» **RECORDS SUPPLIED**
## start
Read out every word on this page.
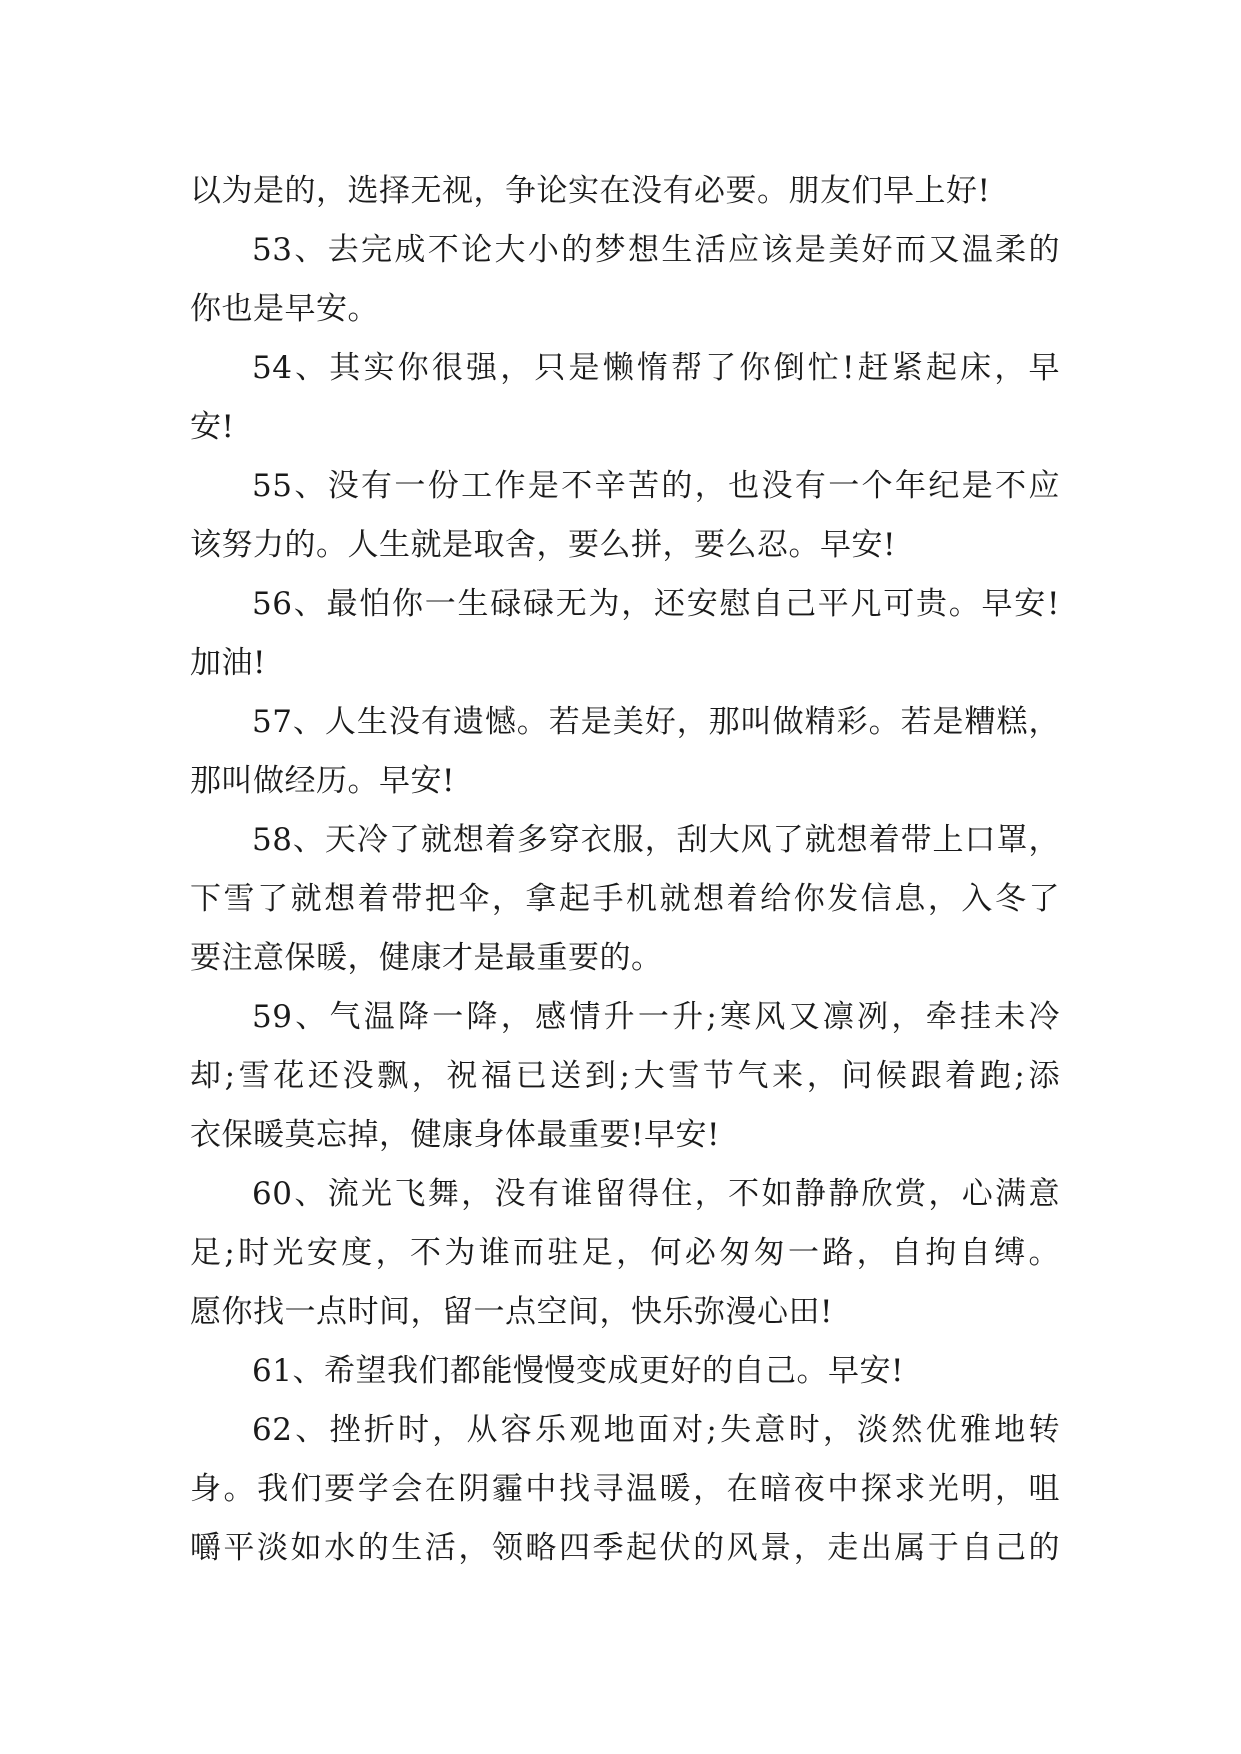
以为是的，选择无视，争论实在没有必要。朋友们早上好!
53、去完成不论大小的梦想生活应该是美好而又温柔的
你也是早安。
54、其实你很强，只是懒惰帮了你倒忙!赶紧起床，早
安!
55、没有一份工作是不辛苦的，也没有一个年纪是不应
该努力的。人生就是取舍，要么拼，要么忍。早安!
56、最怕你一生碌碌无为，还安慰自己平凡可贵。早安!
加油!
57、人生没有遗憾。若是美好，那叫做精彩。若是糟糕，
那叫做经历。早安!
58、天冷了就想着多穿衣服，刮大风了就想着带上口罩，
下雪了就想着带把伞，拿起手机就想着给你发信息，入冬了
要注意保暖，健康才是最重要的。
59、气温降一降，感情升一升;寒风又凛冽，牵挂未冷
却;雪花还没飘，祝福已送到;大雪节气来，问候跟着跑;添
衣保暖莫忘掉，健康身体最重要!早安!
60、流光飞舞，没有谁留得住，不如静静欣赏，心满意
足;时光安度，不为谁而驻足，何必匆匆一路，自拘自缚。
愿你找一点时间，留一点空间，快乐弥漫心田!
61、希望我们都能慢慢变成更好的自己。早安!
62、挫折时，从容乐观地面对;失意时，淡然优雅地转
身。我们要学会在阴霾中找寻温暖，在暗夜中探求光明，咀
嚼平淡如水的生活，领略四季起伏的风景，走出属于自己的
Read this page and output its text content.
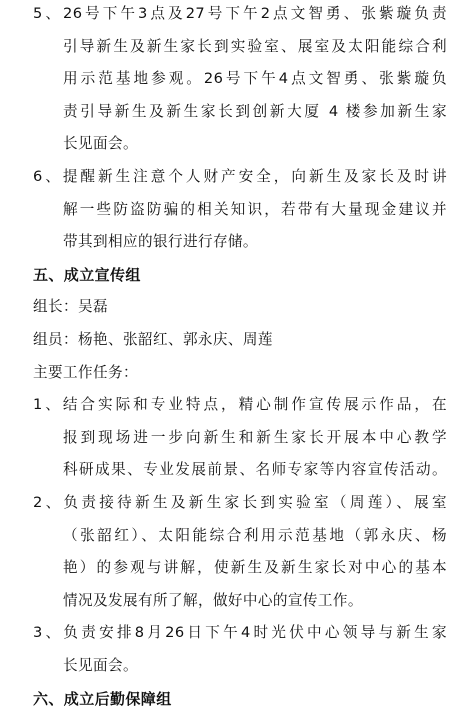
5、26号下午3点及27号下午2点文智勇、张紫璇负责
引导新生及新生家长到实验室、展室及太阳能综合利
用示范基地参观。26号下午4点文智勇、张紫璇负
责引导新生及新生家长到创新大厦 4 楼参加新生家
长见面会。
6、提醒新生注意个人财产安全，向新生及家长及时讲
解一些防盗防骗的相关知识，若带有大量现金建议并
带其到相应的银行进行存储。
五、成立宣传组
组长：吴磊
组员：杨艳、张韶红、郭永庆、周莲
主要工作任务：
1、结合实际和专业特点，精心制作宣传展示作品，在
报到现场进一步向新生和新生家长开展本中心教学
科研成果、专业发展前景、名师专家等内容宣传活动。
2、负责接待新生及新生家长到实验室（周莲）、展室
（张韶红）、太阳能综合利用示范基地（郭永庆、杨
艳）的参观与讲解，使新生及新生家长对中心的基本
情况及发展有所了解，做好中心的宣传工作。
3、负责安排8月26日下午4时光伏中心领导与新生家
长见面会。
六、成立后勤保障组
## end
## start
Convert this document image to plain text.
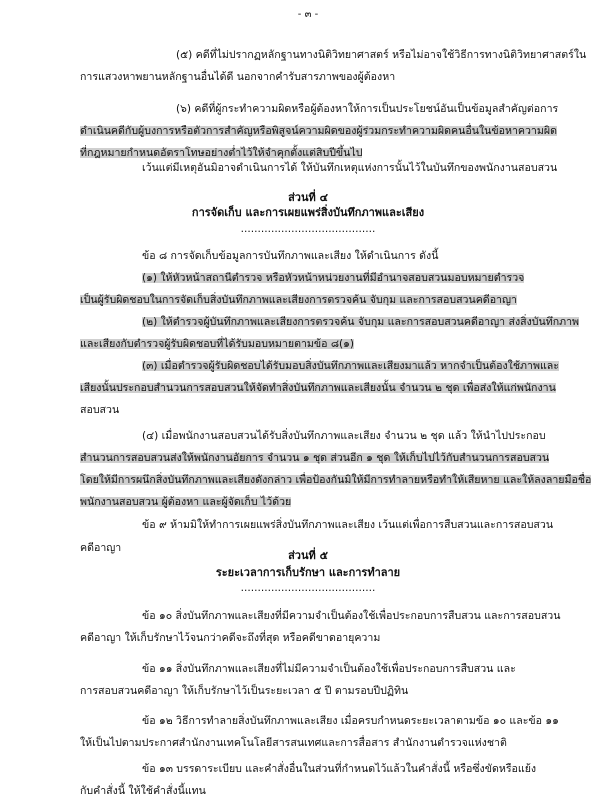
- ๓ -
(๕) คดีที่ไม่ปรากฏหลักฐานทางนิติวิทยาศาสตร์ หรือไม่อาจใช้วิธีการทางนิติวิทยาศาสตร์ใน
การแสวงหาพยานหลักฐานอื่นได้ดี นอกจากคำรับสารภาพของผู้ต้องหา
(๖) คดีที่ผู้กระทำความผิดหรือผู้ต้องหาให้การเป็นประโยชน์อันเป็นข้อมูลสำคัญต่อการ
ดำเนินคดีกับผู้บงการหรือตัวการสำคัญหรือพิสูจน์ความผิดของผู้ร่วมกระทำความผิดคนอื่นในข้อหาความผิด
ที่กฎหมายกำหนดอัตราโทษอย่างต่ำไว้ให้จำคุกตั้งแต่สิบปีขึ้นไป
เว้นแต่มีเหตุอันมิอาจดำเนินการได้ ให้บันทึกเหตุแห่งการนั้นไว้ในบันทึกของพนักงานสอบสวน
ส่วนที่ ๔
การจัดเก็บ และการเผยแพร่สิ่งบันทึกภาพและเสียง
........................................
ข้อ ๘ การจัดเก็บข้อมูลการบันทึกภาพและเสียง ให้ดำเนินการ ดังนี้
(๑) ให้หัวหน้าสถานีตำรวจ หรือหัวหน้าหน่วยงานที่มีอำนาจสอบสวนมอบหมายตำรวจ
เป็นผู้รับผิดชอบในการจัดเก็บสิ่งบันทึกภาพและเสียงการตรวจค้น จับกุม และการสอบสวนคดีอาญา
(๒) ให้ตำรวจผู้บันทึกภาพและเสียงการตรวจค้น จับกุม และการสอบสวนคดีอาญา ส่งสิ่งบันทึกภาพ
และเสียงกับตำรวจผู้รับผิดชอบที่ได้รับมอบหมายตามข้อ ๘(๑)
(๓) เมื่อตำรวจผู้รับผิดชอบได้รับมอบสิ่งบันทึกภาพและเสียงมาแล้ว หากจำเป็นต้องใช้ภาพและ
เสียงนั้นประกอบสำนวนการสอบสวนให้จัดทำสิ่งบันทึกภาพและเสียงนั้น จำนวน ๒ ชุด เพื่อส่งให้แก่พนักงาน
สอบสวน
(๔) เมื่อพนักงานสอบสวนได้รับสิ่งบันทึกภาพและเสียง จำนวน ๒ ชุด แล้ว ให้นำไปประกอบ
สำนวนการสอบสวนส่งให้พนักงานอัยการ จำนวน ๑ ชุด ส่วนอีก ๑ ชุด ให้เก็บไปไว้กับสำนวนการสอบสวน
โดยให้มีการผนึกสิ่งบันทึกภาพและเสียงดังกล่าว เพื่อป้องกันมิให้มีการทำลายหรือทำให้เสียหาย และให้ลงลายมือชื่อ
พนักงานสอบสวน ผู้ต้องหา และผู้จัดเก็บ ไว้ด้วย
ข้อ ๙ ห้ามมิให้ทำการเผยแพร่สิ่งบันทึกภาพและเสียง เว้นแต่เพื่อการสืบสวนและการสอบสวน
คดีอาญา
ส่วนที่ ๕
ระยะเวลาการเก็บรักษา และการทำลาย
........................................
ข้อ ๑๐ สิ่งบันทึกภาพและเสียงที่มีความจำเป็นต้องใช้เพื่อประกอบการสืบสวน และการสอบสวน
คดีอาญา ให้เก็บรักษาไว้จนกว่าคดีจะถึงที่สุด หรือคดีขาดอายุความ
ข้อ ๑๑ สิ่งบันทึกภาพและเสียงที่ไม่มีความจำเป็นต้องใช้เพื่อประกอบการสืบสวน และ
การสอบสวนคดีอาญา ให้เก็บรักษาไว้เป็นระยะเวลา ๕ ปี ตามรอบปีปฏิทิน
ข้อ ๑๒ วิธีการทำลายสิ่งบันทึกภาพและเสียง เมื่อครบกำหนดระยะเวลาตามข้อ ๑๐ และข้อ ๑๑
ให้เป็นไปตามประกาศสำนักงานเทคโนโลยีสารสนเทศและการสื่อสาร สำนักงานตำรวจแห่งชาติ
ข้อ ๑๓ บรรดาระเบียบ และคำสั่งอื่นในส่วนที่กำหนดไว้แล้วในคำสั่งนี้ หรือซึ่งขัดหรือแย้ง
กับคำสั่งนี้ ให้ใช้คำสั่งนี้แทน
## end
» **PROMPT**
Pick out the lines that include the word "page" and write them out.

» **SOLUTION TO THIS PROBLEM**
Read out every word on this page.
Read this page and output its text content.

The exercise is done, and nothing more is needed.